## Task details
Gather all lines from the material that contain the word "maxDiameter".

* * * *

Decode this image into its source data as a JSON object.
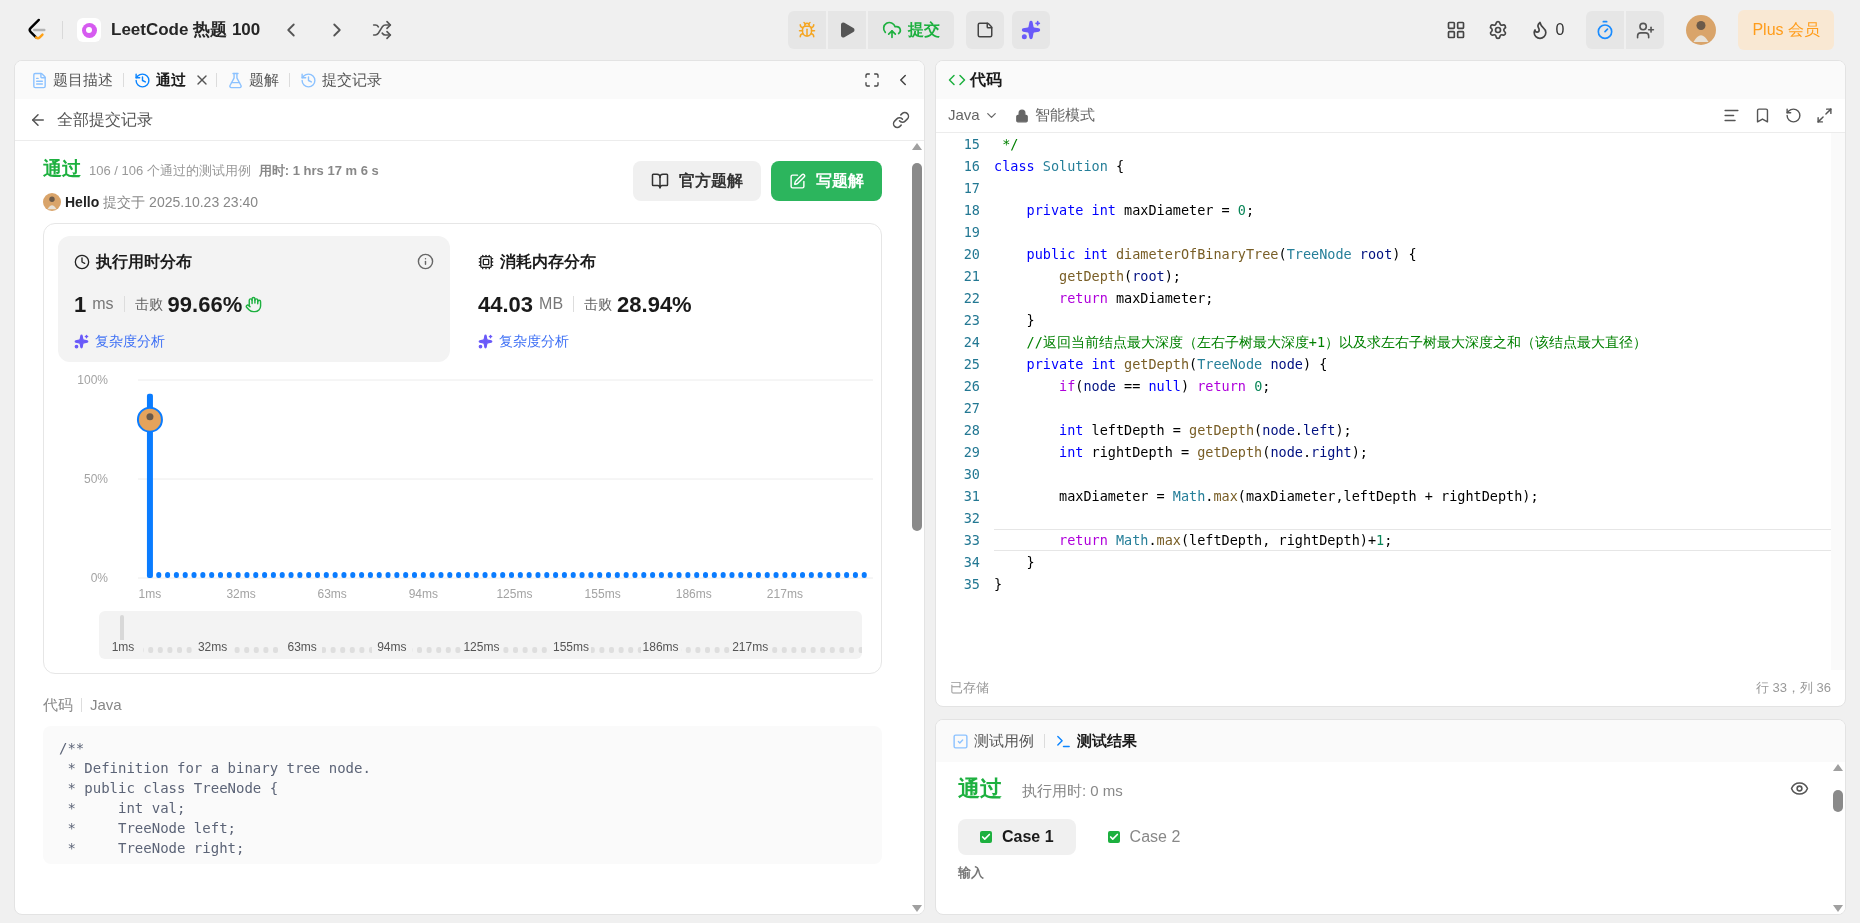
{
  "top_bar": {
    "list_title": "LeetCode 热题 100",
    "submit_label": "提交",
    "streak": "0",
    "plus_label": "Plus 会员"
  },
  "left_tabs": [
    {
      "label": "题目描述",
      "selected": false,
      "closable": false
    },
    {
      "label": "通过",
      "selected": true,
      "closable": true
    },
    {
      "label": "题解",
      "selected": false,
      "closable": false
    },
    {
      "label": "提交记录",
      "selected": false,
      "closable": false
    }
  ],
  "back_link": "全部提交记录",
  "result": {
    "status": "通过",
    "cases": "106 / 106 个通过的测试用例",
    "time_label": "用时: 1 hrs 17 m 6 s",
    "user": "Hello",
    "submitted": "提交于 2025.10.23 23:40"
  },
  "actions": [
    {
      "label": "官方题解",
      "kind": "secondary"
    },
    {
      "label": "写题解",
      "kind": "primary"
    }
  ],
  "stats": [
    {
      "title": "执行用时分布",
      "value": "1",
      "unit": "ms",
      "beat_label": "击败",
      "beat": "99.66%",
      "analysis": "复杂度分析",
      "selected": true
    },
    {
      "title": "消耗内存分布",
      "value": "44.03",
      "unit": "MB",
      "beat_label": "击败",
      "beat": "28.94%",
      "analysis": "复杂度分析",
      "selected": false
    }
  ],
  "chart_data": {
    "type": "bar",
    "ylim": [
      0,
      100
    ],
    "xlim": [
      0,
      248
    ],
    "yticks": [
      {
        "value": 0,
        "label": "0%"
      },
      {
        "value": 50,
        "label": "50%"
      },
      {
        "value": 100,
        "label": "100%"
      }
    ],
    "xticks": [
      {
        "value": 1,
        "label": "1ms"
      },
      {
        "value": 32,
        "label": "32ms"
      },
      {
        "value": 63,
        "label": "63ms"
      },
      {
        "value": 94,
        "label": "94ms"
      },
      {
        "value": 125,
        "label": "125ms"
      },
      {
        "value": 155,
        "label": "155ms"
      },
      {
        "value": 186,
        "label": "186ms"
      },
      {
        "value": 217,
        "label": "217ms"
      }
    ],
    "x": [
      1,
      4,
      7,
      10,
      13,
      16,
      19,
      22,
      25,
      28,
      31,
      34,
      37,
      40,
      43,
      46,
      49,
      52,
      55,
      58,
      61,
      64,
      67,
      70,
      73,
      76,
      79,
      82,
      85,
      88,
      91,
      94,
      97,
      100,
      103,
      106,
      109,
      112,
      115,
      118,
      121,
      124,
      127,
      130,
      133,
      136,
      139,
      142,
      145,
      148,
      151,
      154,
      157,
      160,
      163,
      166,
      169,
      172,
      175,
      178,
      181,
      184,
      187,
      190,
      193,
      196,
      199,
      202,
      205,
      208,
      211,
      214,
      217,
      220,
      223,
      226,
      229,
      232,
      235,
      238,
      241,
      244
    ],
    "values": [
      93,
      3,
      3,
      3,
      3,
      3,
      3,
      3,
      3,
      3,
      3,
      3,
      3,
      3,
      3,
      3,
      3,
      3,
      3,
      3,
      3,
      3,
      3,
      3,
      3,
      3,
      3,
      3,
      3,
      3,
      3,
      3,
      3,
      3,
      3,
      3,
      3,
      3,
      3,
      3,
      3,
      3,
      3,
      3,
      3,
      3,
      3,
      3,
      3,
      3,
      3,
      3,
      3,
      3,
      3,
      3,
      3,
      3,
      3,
      3,
      3,
      3,
      3,
      3,
      3,
      3,
      3,
      3,
      3,
      3,
      3,
      3,
      3,
      3,
      3,
      3,
      3,
      3,
      3,
      3,
      3,
      3
    ]
  },
  "overview_labels": [
    "1ms",
    "32ms",
    "63ms",
    "94ms",
    "125ms",
    "155ms",
    "186ms",
    "217ms"
  ],
  "code_section": {
    "title": "代码",
    "language": "Java",
    "lines": [
      "/**",
      " * Definition for a binary tree node.",
      " * public class TreeNode {",
      " *     int val;",
      " *     TreeNode left;",
      " *     TreeNode right;"
    ]
  },
  "editor": {
    "title": "代码",
    "language": "Java",
    "mode": "智能模式",
    "saved": "已存储",
    "cursor": "行 33，列 36",
    "lines": [
      {
        "no": "15",
        "current": false,
        "tokens": [
          {
            "kind": "comment",
            "text": " */"
          }
        ]
      },
      {
        "no": "16",
        "current": false,
        "tokens": [
          {
            "kind": "kw",
            "text": "class"
          },
          {
            "kind": "type",
            "text": " Solution"
          },
          {
            "kind": "plain",
            "text": " {"
          }
        ]
      },
      {
        "no": "17",
        "current": false
      },
      {
        "no": "18",
        "current": false,
        "tokens": [
          {
            "kind": "kw",
            "text": "    private"
          },
          {
            "kind": "kw",
            "text": " int"
          },
          {
            "kind": "plain",
            "text": " maxDiameter = "
          },
          {
            "kind": "num",
            "text": "0"
          },
          {
            "kind": "plain",
            "text": ";"
          }
        ]
      },
      {
        "no": "19",
        "current": false
      },
      {
        "no": "20",
        "current": false,
        "tokens": [
          {
            "kind": "kw",
            "text": "    public"
          },
          {
            "kind": "kw",
            "text": " int"
          },
          {
            "kind": "fn",
            "text": " diameterOfBinaryTree"
          },
          {
            "kind": "plain",
            "text": "("
          },
          {
            "kind": "type",
            "text": "TreeNode"
          },
          {
            "kind": "var",
            "text": " root"
          },
          {
            "kind": "plain",
            "text": ") {"
          }
        ]
      },
      {
        "no": "21",
        "current": false,
        "tokens": [
          {
            "kind": "fn",
            "text": "        getDepth"
          },
          {
            "kind": "plain",
            "text": "("
          },
          {
            "kind": "var",
            "text": "root"
          },
          {
            "kind": "plain",
            "text": ");"
          }
        ]
      },
      {
        "no": "22",
        "current": false,
        "tokens": [
          {
            "kind": "ctrl",
            "text": "        return"
          },
          {
            "kind": "plain",
            "text": " maxDiameter;"
          }
        ]
      },
      {
        "no": "23",
        "current": false,
        "tokens": [
          {
            "kind": "plain",
            "text": "    }"
          }
        ]
      },
      {
        "no": "24",
        "current": false,
        "tokens": [
          {
            "kind": "comment",
            "text": "    //返回当前结点最大深度（左右子树最大深度+1）以及求左右子树最大深度之和（该结点最大直径）"
          }
        ]
      },
      {
        "no": "25",
        "current": false,
        "tokens": [
          {
            "kind": "kw",
            "text": "    private"
          },
          {
            "kind": "kw",
            "text": " int"
          },
          {
            "kind": "fn",
            "text": " getDepth"
          },
          {
            "kind": "plain",
            "text": "("
          },
          {
            "kind": "type",
            "text": "TreeNode"
          },
          {
            "kind": "var",
            "text": " node"
          },
          {
            "kind": "plain",
            "text": ") {"
          }
        ]
      },
      {
        "no": "26",
        "current": false,
        "tokens": [
          {
            "kind": "ctrl",
            "text": "        if"
          },
          {
            "kind": "plain",
            "text": "("
          },
          {
            "kind": "var",
            "text": "node"
          },
          {
            "kind": "plain",
            "text": " == "
          },
          {
            "kind": "kw",
            "text": "null"
          },
          {
            "kind": "plain",
            "text": ") "
          },
          {
            "kind": "ctrl",
            "text": "return"
          },
          {
            "kind": "num",
            "text": " 0"
          },
          {
            "kind": "plain",
            "text": ";"
          }
        ]
      },
      {
        "no": "27",
        "current": false
      },
      {
        "no": "28",
        "current": false,
        "tokens": [
          {
            "kind": "kw",
            "text": "        int"
          },
          {
            "kind": "plain",
            "text": " leftDepth = "
          },
          {
            "kind": "fn",
            "text": "getDepth"
          },
          {
            "kind": "plain",
            "text": "("
          },
          {
            "kind": "var",
            "text": "node"
          },
          {
            "kind": "plain",
            "text": "."
          },
          {
            "kind": "var",
            "text": "left"
          },
          {
            "kind": "plain",
            "text": ");"
          }
        ]
      },
      {
        "no": "29",
        "current": false,
        "tokens": [
          {
            "kind": "kw",
            "text": "        int"
          },
          {
            "kind": "plain",
            "text": " rightDepth = "
          },
          {
            "kind": "fn",
            "text": "getDepth"
          },
          {
            "kind": "plain",
            "text": "("
          },
          {
            "kind": "var",
            "text": "node"
          },
          {
            "kind": "plain",
            "text": "."
          },
          {
            "kind": "var",
            "text": "right"
          },
          {
            "kind": "plain",
            "text": ");"
          }
        ]
      },
      {
        "no": "30",
        "current": false
      },
      {
        "no": "31",
        "current": false,
        "tokens": [
          {
            "kind": "plain",
            "text": "        maxDiameter = "
          },
          {
            "kind": "type",
            "text": "Math"
          },
          {
            "kind": "plain",
            "text": "."
          },
          {
            "kind": "fn",
            "text": "max"
          },
          {
            "kind": "plain",
            "text": "(maxDiameter,leftDepth + rightDepth);"
          }
        ]
      },
      {
        "no": "32",
        "current": false
      },
      {
        "no": "33",
        "current": true,
        "tokens": [
          {
            "kind": "ctrl",
            "text": "        return"
          },
          {
            "kind": "type",
            "text": " Math"
          },
          {
            "kind": "plain",
            "text": "."
          },
          {
            "kind": "fn",
            "text": "max"
          },
          {
            "kind": "plain",
            "text": "(leftDepth, rightDepth)+"
          },
          {
            "kind": "num",
            "text": "1"
          },
          {
            "kind": "plain",
            "text": ";"
          }
        ]
      },
      {
        "no": "34",
        "current": false,
        "tokens": [
          {
            "kind": "plain",
            "text": "    }"
          }
        ]
      },
      {
        "no": "35",
        "current": false,
        "tokens": [
          {
            "kind": "plain",
            "text": "}"
          }
        ]
      }
    ]
  },
  "console": {
    "tabs": [
      {
        "label": "测试用例",
        "selected": false
      },
      {
        "label": "测试结果",
        "selected": true
      }
    ],
    "status": "通过",
    "runtime": "执行用时: 0 ms",
    "cases": [
      {
        "label": "Case 1",
        "selected": true
      },
      {
        "label": "Case 2",
        "selected": false
      }
    ],
    "input_label": "输入"
  }
}
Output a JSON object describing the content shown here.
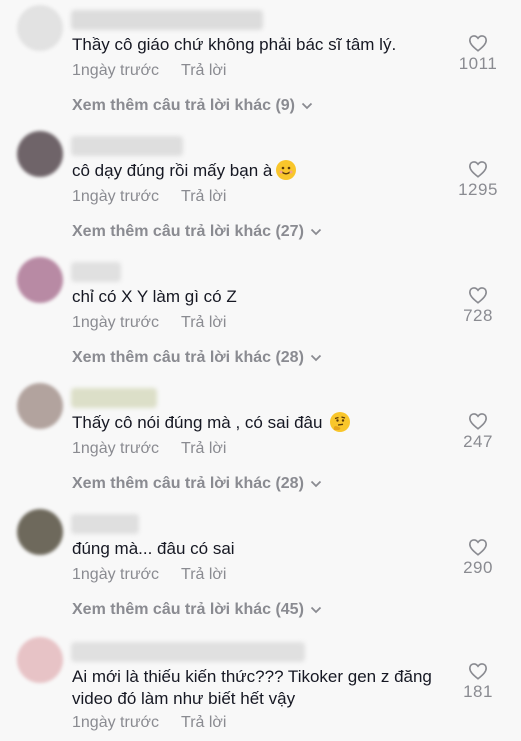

* * * *

## Reply to the exercise
            "text": " maxDiameter = "
            "text": " maxDiameter;"
            "text": "        maxDiameter = "
            "text": "(maxDiameter,leftDepth + rightDepth);"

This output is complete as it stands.